[Stored data]
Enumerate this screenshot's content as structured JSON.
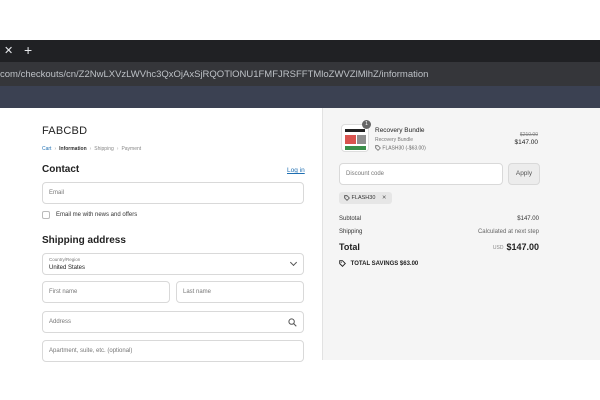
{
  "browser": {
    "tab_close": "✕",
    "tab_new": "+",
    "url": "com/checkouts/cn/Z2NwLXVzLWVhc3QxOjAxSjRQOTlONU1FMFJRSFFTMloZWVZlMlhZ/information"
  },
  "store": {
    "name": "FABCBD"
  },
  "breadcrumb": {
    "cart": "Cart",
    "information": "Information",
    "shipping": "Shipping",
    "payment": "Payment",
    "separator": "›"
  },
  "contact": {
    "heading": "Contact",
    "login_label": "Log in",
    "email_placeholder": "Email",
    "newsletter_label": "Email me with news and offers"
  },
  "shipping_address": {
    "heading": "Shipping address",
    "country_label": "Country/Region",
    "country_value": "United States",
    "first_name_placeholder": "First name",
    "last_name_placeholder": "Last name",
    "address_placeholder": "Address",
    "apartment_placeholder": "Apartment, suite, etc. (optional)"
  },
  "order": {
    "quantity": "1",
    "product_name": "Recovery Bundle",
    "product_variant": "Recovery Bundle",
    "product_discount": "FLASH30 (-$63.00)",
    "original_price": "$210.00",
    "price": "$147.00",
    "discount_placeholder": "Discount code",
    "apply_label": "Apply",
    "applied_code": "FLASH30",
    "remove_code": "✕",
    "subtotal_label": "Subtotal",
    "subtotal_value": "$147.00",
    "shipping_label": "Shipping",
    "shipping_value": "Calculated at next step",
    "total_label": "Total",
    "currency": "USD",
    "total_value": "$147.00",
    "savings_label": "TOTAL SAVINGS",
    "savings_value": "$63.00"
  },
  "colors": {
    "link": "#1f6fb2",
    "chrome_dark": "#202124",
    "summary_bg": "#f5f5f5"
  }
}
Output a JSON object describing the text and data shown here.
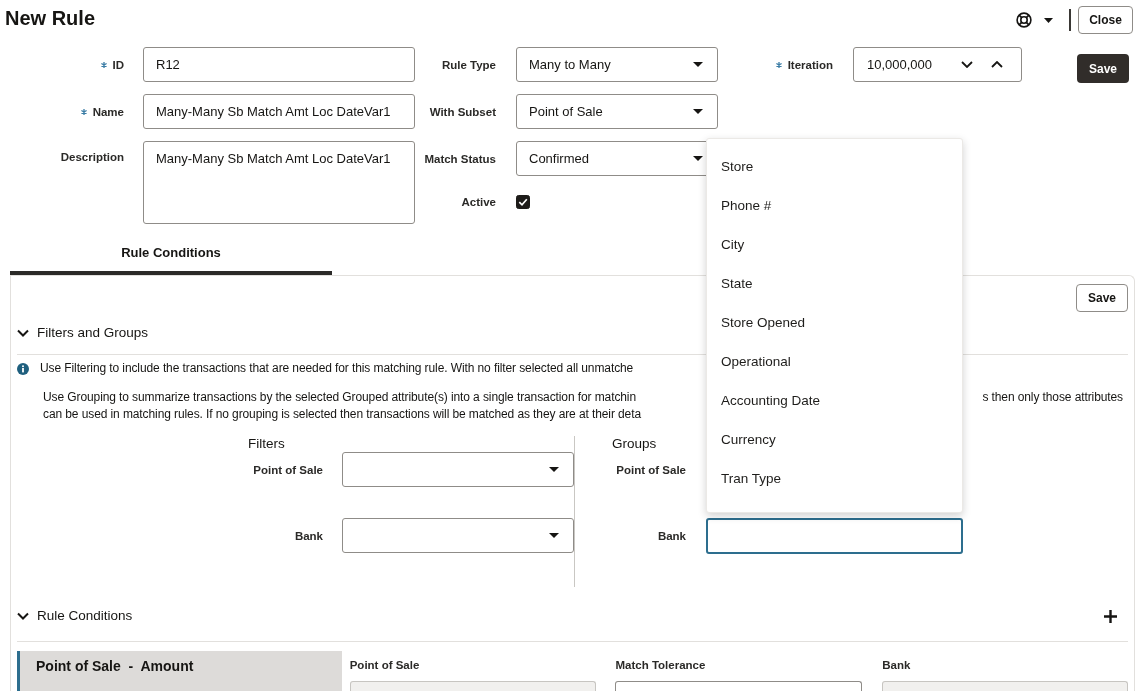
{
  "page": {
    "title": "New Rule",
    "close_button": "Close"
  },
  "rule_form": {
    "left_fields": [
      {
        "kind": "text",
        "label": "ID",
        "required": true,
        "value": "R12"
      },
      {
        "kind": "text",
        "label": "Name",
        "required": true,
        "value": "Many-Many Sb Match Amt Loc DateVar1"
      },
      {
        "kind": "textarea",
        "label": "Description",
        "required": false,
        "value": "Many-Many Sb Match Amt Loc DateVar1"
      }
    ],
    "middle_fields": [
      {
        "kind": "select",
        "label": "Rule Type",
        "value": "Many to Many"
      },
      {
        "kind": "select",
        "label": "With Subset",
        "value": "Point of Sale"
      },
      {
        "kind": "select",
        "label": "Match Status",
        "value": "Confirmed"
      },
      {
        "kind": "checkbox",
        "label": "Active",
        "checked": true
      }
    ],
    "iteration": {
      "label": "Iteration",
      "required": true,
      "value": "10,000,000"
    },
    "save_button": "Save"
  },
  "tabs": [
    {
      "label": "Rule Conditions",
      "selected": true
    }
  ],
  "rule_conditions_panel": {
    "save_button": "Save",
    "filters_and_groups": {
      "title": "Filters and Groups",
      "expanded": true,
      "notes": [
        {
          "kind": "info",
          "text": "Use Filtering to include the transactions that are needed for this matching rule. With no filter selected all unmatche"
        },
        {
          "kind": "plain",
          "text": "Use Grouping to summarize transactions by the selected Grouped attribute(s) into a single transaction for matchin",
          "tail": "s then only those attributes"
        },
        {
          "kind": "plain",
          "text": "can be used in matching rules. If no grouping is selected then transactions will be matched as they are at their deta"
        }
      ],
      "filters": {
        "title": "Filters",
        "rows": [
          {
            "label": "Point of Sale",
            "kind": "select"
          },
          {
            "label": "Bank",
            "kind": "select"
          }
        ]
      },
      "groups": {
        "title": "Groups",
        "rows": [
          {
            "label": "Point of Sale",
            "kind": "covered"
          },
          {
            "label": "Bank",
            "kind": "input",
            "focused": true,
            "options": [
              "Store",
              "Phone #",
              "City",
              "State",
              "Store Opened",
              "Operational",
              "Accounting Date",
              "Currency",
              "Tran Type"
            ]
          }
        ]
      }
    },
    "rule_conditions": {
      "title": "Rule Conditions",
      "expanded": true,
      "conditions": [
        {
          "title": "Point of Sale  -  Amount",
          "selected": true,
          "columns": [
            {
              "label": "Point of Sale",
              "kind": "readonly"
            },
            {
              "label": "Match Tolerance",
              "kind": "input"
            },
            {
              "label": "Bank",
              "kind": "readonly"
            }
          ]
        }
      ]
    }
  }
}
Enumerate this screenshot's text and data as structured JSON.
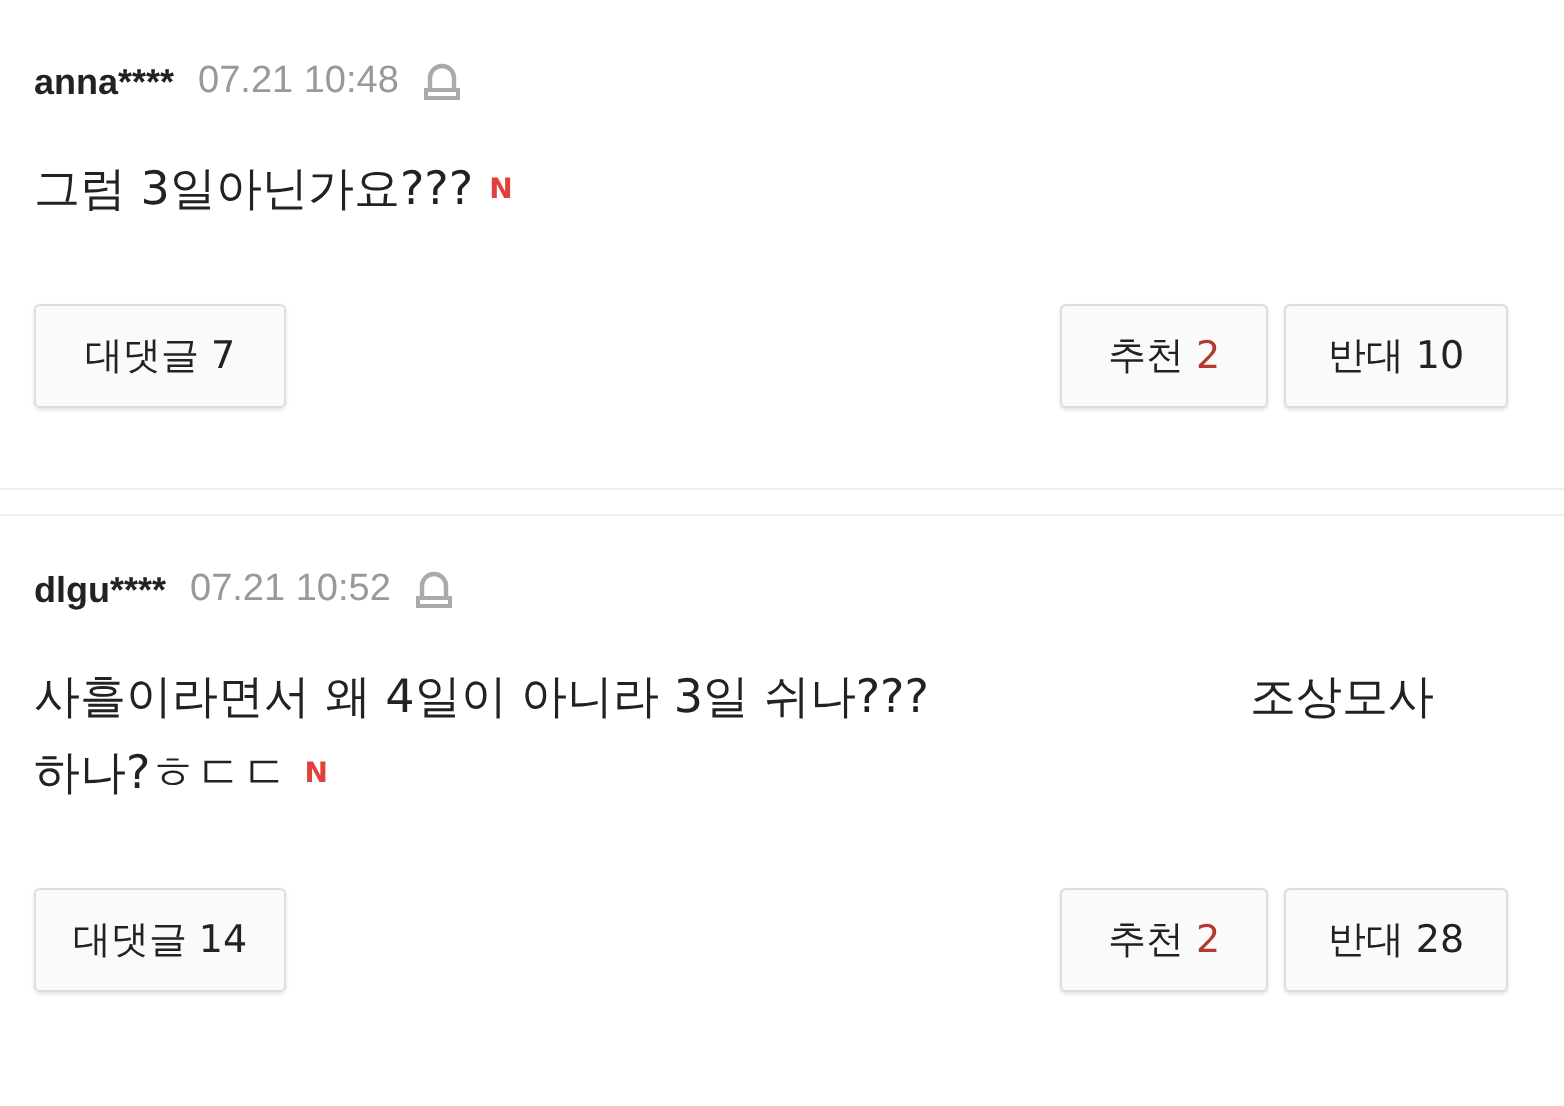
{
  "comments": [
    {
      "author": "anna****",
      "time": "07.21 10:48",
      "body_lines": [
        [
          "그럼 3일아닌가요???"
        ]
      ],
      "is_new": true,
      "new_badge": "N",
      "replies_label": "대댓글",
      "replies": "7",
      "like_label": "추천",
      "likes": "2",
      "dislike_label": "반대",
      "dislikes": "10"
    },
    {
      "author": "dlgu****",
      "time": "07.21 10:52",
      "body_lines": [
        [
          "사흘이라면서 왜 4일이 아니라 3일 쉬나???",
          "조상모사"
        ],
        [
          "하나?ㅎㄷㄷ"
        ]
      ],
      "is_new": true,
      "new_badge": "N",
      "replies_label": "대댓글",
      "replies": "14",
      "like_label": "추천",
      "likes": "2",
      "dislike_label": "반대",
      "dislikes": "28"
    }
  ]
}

● **WRITTEN EXERCISE**:
Using the material above, set down every line exactly, but skip the pictures.

● **OUTPUT FOR THIS EXERCISE**:
Enumerate this screenshot's content as structured JSON.
{
  "browser": {
    "tab_close": "✕",
    "tab_new": "+",
    "url": "com/checkouts/cn/Z2NwLXVzLWVhc3QxOjAxSjRQOTlONU1FMFJRSFFTMloZWVZlMlhZ/information"
  },
  "store": {
    "name": "FABCBD"
  },
  "breadcrumb": {
    "cart": "Cart",
    "information": "Information",
    "shipping": "Shipping",
    "payment": "Payment",
    "separator": "›"
  },
  "contact": {
    "heading": "Contact",
    "login_label": "Log in",
    "email_placeholder": "Email",
    "newsletter_label": "Email me with news and offers"
  },
  "shipping_address": {
    "heading": "Shipping address",
    "country_label": "Country/Region",
    "country_value": "United States",
    "first_name_placeholder": "First name",
    "last_name_placeholder": "Last name",
    "address_placeholder": "Address",
    "apartment_placeholder": "Apartment, suite, etc. (optional)"
  },
  "order": {
    "quantity": "1",
    "product_name": "Recovery Bundle",
    "product_variant": "Recovery Bundle",
    "product_discount": "FLASH30 (-$63.00)",
    "original_price": "$210.00",
    "price": "$147.00",
    "discount_placeholder": "Discount code",
    "apply_label": "Apply",
    "applied_code": "FLASH30",
    "remove_code": "✕",
    "subtotal_label": "Subtotal",
    "subtotal_value": "$147.00",
    "shipping_label": "Shipping",
    "shipping_value": "Calculated at next step",
    "total_label": "Total",
    "currency": "USD",
    "total_value": "$147.00",
    "savings_label": "TOTAL SAVINGS",
    "savings_value": "$63.00"
  },
  "colors": {
    "link": "#1f6fb2",
    "chrome_dark": "#202124",
    "summary_bg": "#f5f5f5"
  }
}
Output a JSON object describing the text and data shown here.
{
  "page": {
    "title": "New Rule",
    "close_button": "Close"
  },
  "rule_form": {
    "left_fields": [
      {
        "kind": "text",
        "label": "ID",
        "required": true,
        "value": "R12"
      },
      {
        "kind": "text",
        "label": "Name",
        "required": true,
        "value": "Many-Many Sb Match Amt Loc DateVar1"
      },
      {
        "kind": "textarea",
        "label": "Description",
        "required": false,
        "value": "Many-Many Sb Match Amt Loc DateVar1"
      }
    ],
    "middle_fields": [
      {
        "kind": "select",
        "label": "Rule Type",
        "value": "Many to Many"
      },
      {
        "kind": "select",
        "label": "With Subset",
        "value": "Point of Sale"
      },
      {
        "kind": "select",
        "label": "Match Status",
        "value": "Confirmed"
      },
      {
        "kind": "checkbox",
        "label": "Active",
        "checked": true
      }
    ],
    "iteration": {
      "label": "Iteration",
      "required": true,
      "value": "10,000,000"
    },
    "save_button": "Save"
  },
  "tabs": [
    {
      "label": "Rule Conditions",
      "selected": true
    }
  ],
  "rule_conditions_panel": {
    "save_button": "Save",
    "filters_and_groups": {
      "title": "Filters and Groups",
      "expanded": true,
      "notes": [
        {
          "kind": "info",
          "text": "Use Filtering to include the transactions that are needed for this matching rule. With no filter selected all unmatche"
        },
        {
          "kind": "plain",
          "text": "Use Grouping to summarize transactions by the selected Grouped attribute(s) into a single transaction for matchin",
          "tail": "s then only those attributes"
        },
        {
          "kind": "plain",
          "text": "can be used in matching rules. If no grouping is selected then transactions will be matched as they are at their deta"
        }
      ],
      "filters": {
        "title": "Filters",
        "rows": [
          {
            "label": "Point of Sale",
            "kind": "select"
          },
          {
            "label": "Bank",
            "kind": "select"
          }
        ]
      },
      "groups": {
        "title": "Groups",
        "rows": [
          {
            "label": "Point of Sale",
            "kind": "covered"
          },
          {
            "label": "Bank",
            "kind": "input",
            "focused": true,
            "options": [
              "Store",
              "Phone #",
              "City",
              "State",
              "Store Opened",
              "Operational",
              "Accounting Date",
              "Currency",
              "Tran Type"
            ]
          }
        ]
      }
    },
    "rule_conditions": {
      "title": "Rule Conditions",
      "expanded": true,
      "conditions": [
        {
          "title": "Point of Sale  -  Amount",
          "selected": true,
          "columns": [
            {
              "label": "Point of Sale",
              "kind": "readonly"
            },
            {
              "label": "Match Tolerance",
              "kind": "input"
            },
            {
              "label": "Bank",
              "kind": "readonly"
            }
          ]
        }
      ]
    }
  }
}
Enumerate this screenshot's text and data as structured JSON.
{
  "comments": [
    {
      "author": "anna****",
      "time": "07.21 10:48",
      "body_lines": [
        [
          "그럼 3일아닌가요???"
        ]
      ],
      "is_new": true,
      "new_badge": "N",
      "replies_label": "대댓글",
      "replies": "7",
      "like_label": "추천",
      "likes": "2",
      "dislike_label": "반대",
      "dislikes": "10"
    },
    {
      "author": "dlgu****",
      "time": "07.21 10:52",
      "body_lines": [
        [
          "사흘이라면서 왜 4일이 아니라 3일 쉬나???",
          "조상모사"
        ],
        [
          "하나?ㅎㄷㄷ"
        ]
      ],
      "is_new": true,
      "new_badge": "N",
      "replies_label": "대댓글",
      "replies": "14",
      "like_label": "추천",
      "likes": "2",
      "dislike_label": "반대",
      "dislikes": "28"
    }
  ]
}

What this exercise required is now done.